> **Exercise**
Repeat every line below exactly as it reads.

> **Supplied data**

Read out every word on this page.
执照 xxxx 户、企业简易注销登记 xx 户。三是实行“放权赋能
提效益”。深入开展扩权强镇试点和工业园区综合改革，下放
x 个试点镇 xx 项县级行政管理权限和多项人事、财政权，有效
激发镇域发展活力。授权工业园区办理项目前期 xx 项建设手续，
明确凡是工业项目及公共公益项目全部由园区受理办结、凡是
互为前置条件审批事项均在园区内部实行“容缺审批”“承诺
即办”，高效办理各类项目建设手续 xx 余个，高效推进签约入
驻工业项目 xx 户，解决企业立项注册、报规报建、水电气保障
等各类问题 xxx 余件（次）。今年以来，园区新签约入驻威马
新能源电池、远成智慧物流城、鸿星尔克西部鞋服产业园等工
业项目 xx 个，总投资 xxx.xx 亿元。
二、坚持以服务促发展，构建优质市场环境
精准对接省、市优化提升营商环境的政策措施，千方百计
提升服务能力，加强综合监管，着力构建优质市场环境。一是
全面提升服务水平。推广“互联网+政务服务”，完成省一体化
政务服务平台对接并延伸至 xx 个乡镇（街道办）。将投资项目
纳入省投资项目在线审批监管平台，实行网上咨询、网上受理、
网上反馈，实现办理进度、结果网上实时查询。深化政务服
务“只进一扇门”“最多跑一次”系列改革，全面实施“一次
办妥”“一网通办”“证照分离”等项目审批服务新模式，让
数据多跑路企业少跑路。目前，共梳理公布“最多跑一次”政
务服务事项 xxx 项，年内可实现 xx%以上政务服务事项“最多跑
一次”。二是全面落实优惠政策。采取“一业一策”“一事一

> **Solution**
Read out every word on this page.
执照 xxxx 户、企业简易注销登记 xx 户。三是实行“放权赋能
提效益”。深入开展扩权强镇试点和工业园区综合改革，下放
x 个试点镇 xx 项县级行政管理权限和多项人事、财政权，有效
激发镇域发展活力。授权工业园区办理项目前期 xx 项建设手续，
明确凡是工业项目及公共公益项目全部由园区受理办结、凡是
互为前置条件审批事项均在园区内部实行“容缺审批”“承诺
即办”，高效办理各类项目建设手续 xx 余个，高效推进签约入
驻工业项目 xx 户，解决企业立项注册、报规报建、水电气保障
等各类问题 xxx 余件（次）。今年以来，园区新签约入驻威马
新能源电池、远成智慧物流城、鸿星尔克西部鞋服产业园等工
业项目 xx 个，总投资 xxx.xx 亿元。
二、坚持以服务促发展，构建优质市场环境
精准对接省、市优化提升营商环境的政策措施，千方百计
提升服务能力，加强综合监管，着力构建优质市场环境。一是
全面提升服务水平。推广“互联网+政务服务”，完成省一体化
政务服务平台对接并延伸至 xx 个乡镇（街道办）。将投资项目
纳入省投资项目在线审批监管平台，实行网上咨询、网上受理、
网上反馈，实现办理进度、结果网上实时查询。深化政务服
务“只进一扇门”“最多跑一次”系列改革，全面实施“一次
办妥”“一网通办”“证照分离”等项目审批服务新模式，让
数据多跑路企业少跑路。目前，共梳理公布“最多跑一次”政
务服务事项 xxx 项，年内可实现 xx%以上政务服务事项“最多跑
一次”。二是全面落实优惠政策。采取“一业一策”“一事一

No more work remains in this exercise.